start EXERCISE INPUTS
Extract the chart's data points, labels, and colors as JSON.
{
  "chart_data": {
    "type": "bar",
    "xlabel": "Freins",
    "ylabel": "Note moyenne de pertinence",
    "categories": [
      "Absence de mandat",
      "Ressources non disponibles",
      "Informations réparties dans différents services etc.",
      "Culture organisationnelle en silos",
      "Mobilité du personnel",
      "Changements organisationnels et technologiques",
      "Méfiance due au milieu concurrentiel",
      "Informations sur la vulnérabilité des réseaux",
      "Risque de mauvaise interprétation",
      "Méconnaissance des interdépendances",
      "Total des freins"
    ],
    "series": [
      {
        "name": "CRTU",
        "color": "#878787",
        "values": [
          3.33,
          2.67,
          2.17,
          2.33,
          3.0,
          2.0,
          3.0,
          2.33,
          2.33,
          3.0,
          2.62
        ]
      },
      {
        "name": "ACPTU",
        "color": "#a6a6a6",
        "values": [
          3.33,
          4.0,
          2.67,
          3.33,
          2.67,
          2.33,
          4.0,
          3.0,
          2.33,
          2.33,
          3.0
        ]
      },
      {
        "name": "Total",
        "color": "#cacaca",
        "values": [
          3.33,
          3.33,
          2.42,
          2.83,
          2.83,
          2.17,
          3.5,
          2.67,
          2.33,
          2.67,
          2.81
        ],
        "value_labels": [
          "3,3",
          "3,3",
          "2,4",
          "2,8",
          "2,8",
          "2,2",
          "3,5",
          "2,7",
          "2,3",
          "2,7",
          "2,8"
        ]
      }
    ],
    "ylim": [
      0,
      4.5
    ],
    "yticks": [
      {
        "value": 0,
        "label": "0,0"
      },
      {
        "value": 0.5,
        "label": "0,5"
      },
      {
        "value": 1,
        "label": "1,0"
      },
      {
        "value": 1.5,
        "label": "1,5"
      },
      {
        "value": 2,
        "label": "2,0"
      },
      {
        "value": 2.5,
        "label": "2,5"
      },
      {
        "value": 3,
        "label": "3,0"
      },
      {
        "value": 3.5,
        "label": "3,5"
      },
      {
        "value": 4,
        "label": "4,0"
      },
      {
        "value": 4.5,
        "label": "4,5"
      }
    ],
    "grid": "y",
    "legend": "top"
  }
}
end EXERCISE INPUTS
● DIRECTION
Transcribe all of the lines in the records precisely.

● FULL RESPONSE
Extract the chart's data points, labels, and colors as JSON.
{
  "chart_data": {
    "type": "bar",
    "xlabel": "Freins",
    "ylabel": "Note moyenne de pertinence",
    "categories": [
      "Absence de mandat",
      "Ressources non disponibles",
      "Informations réparties dans différents services etc.",
      "Culture organisationnelle en silos",
      "Mobilité du personnel",
      "Changements organisationnels et technologiques",
      "Méfiance due au milieu concurrentiel",
      "Informations sur la vulnérabilité des réseaux",
      "Risque de mauvaise interprétation",
      "Méconnaissance des interdépendances",
      "Total des freins"
    ],
    "series": [
      {
        "name": "CRTU",
        "color": "#878787",
        "values": [
          3.33,
          2.67,
          2.17,
          2.33,
          3.0,
          2.0,
          3.0,
          2.33,
          2.33,
          3.0,
          2.62
        ]
      },
      {
        "name": "ACPTU",
        "color": "#a6a6a6",
        "values": [
          3.33,
          4.0,
          2.67,
          3.33,
          2.67,
          2.33,
          4.0,
          3.0,
          2.33,
          2.33,
          3.0
        ]
      },
      {
        "name": "Total",
        "color": "#cacaca",
        "values": [
          3.33,
          3.33,
          2.42,
          2.83,
          2.83,
          2.17,
          3.5,
          2.67,
          2.33,
          2.67,
          2.81
        ],
        "value_labels": [
          "3,3",
          "3,3",
          "2,4",
          "2,8",
          "2,8",
          "2,2",
          "3,5",
          "2,7",
          "2,3",
          "2,7",
          "2,8"
        ]
      }
    ],
    "ylim": [
      0,
      4.5
    ],
    "yticks": [
      {
        "value": 0,
        "label": "0,0"
      },
      {
        "value": 0.5,
        "label": "0,5"
      },
      {
        "value": 1,
        "label": "1,0"
      },
      {
        "value": 1.5,
        "label": "1,5"
      },
      {
        "value": 2,
        "label": "2,0"
      },
      {
        "value": 2.5,
        "label": "2,5"
      },
      {
        "value": 3,
        "label": "3,0"
      },
      {
        "value": 3.5,
        "label": "3,5"
      },
      {
        "value": 4,
        "label": "4,0"
      },
      {
        "value": 4.5,
        "label": "4,5"
      }
    ],
    "grid": "y",
    "legend": "top"
  }
}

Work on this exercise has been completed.